Task brief
The entries below are to be written out again without alteration.

• • • •

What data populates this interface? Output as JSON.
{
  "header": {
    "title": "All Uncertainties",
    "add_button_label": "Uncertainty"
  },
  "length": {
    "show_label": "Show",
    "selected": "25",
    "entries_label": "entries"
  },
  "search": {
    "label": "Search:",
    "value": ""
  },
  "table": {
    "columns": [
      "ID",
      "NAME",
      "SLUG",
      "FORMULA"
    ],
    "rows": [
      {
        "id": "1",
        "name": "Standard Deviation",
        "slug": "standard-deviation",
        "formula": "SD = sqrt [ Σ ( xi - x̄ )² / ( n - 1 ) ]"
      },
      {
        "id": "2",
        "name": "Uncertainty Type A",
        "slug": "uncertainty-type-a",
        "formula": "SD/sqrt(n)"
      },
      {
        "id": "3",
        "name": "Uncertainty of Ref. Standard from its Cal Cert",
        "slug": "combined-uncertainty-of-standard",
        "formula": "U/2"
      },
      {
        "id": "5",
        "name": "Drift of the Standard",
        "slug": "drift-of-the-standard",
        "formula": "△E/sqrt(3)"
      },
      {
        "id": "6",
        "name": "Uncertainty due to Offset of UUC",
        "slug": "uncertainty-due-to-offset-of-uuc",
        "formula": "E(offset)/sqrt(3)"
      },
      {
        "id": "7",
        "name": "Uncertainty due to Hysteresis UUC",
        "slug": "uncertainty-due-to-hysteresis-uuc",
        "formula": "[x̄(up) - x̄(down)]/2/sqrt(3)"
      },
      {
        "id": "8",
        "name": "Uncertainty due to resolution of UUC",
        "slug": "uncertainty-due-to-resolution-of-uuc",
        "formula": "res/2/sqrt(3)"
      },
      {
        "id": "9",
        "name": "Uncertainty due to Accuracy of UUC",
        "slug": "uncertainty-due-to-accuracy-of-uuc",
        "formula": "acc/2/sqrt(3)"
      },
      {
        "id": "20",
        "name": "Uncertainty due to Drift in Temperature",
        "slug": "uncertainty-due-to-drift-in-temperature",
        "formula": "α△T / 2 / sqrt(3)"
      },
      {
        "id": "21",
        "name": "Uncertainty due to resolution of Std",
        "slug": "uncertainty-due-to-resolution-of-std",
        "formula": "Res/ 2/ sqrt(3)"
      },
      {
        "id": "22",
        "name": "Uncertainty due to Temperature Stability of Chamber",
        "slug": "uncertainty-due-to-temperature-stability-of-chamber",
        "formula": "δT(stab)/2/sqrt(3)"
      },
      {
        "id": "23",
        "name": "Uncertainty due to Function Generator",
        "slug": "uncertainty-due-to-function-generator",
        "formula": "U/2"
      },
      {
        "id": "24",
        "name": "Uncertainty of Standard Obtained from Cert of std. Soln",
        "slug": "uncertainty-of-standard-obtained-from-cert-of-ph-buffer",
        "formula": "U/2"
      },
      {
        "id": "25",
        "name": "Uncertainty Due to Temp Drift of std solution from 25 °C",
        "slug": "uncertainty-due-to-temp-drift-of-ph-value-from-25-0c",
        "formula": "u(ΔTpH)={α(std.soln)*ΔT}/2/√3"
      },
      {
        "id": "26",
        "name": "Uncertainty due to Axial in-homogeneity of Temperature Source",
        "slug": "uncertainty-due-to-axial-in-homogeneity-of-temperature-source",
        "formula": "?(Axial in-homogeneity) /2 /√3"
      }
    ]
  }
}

• • • •

Task response
What data populates this interface? Output as JSON.
{
  "header": {
    "title": "All Uncertainties",
    "add_button_label": "Uncertainty"
  },
  "length": {
    "show_label": "Show",
    "selected": "25",
    "entries_label": "entries"
  },
  "search": {
    "label": "Search:",
    "value": ""
  },
  "table": {
    "columns": [
      "ID",
      "NAME",
      "SLUG",
      "FORMULA"
    ],
    "rows": [
      {
        "id": "1",
        "name": "Standard Deviation",
        "slug": "standard-deviation",
        "formula": "SD = sqrt [ Σ ( xi - x̄ )² / ( n - 1 ) ]"
      },
      {
        "id": "2",
        "name": "Uncertainty Type A",
        "slug": "uncertainty-type-a",
        "formula": "SD/sqrt(n)"
      },
      {
        "id": "3",
        "name": "Uncertainty of Ref. Standard from its Cal Cert",
        "slug": "combined-uncertainty-of-standard",
        "formula": "U/2"
      },
      {
        "id": "5",
        "name": "Drift of the Standard",
        "slug": "drift-of-the-standard",
        "formula": "△E/sqrt(3)"
      },
      {
        "id": "6",
        "name": "Uncertainty due to Offset of UUC",
        "slug": "uncertainty-due-to-offset-of-uuc",
        "formula": "E(offset)/sqrt(3)"
      },
      {
        "id": "7",
        "name": "Uncertainty due to Hysteresis UUC",
        "slug": "uncertainty-due-to-hysteresis-uuc",
        "formula": "[x̄(up) - x̄(down)]/2/sqrt(3)"
      },
      {
        "id": "8",
        "name": "Uncertainty due to resolution of UUC",
        "slug": "uncertainty-due-to-resolution-of-uuc",
        "formula": "res/2/sqrt(3)"
      },
      {
        "id": "9",
        "name": "Uncertainty due to Accuracy of UUC",
        "slug": "uncertainty-due-to-accuracy-of-uuc",
        "formula": "acc/2/sqrt(3)"
      },
      {
        "id": "20",
        "name": "Uncertainty due to Drift in Temperature",
        "slug": "uncertainty-due-to-drift-in-temperature",
        "formula": "α△T / 2 / sqrt(3)"
      },
      {
        "id": "21",
        "name": "Uncertainty due to resolution of Std",
        "slug": "uncertainty-due-to-resolution-of-std",
        "formula": "Res/ 2/ sqrt(3)"
      },
      {
        "id": "22",
        "name": "Uncertainty due to Temperature Stability of Chamber",
        "slug": "uncertainty-due-to-temperature-stability-of-chamber",
        "formula": "δT(stab)/2/sqrt(3)"
      },
      {
        "id": "23",
        "name": "Uncertainty due to Function Generator",
        "slug": "uncertainty-due-to-function-generator",
        "formula": "U/2"
      },
      {
        "id": "24",
        "name": "Uncertainty of Standard Obtained from Cert of std. Soln",
        "slug": "uncertainty-of-standard-obtained-from-cert-of-ph-buffer",
        "formula": "U/2"
      },
      {
        "id": "25",
        "name": "Uncertainty Due to Temp Drift of std solution from 25 °C",
        "slug": "uncertainty-due-to-temp-drift-of-ph-value-from-25-0c",
        "formula": "u(ΔTpH)={α(std.soln)*ΔT}/2/√3"
      },
      {
        "id": "26",
        "name": "Uncertainty due to Axial in-homogeneity of Temperature Source",
        "slug": "uncertainty-due-to-axial-in-homogeneity-of-temperature-source",
        "formula": "?(Axial in-homogeneity) /2 /√3"
      }
    ]
  }
}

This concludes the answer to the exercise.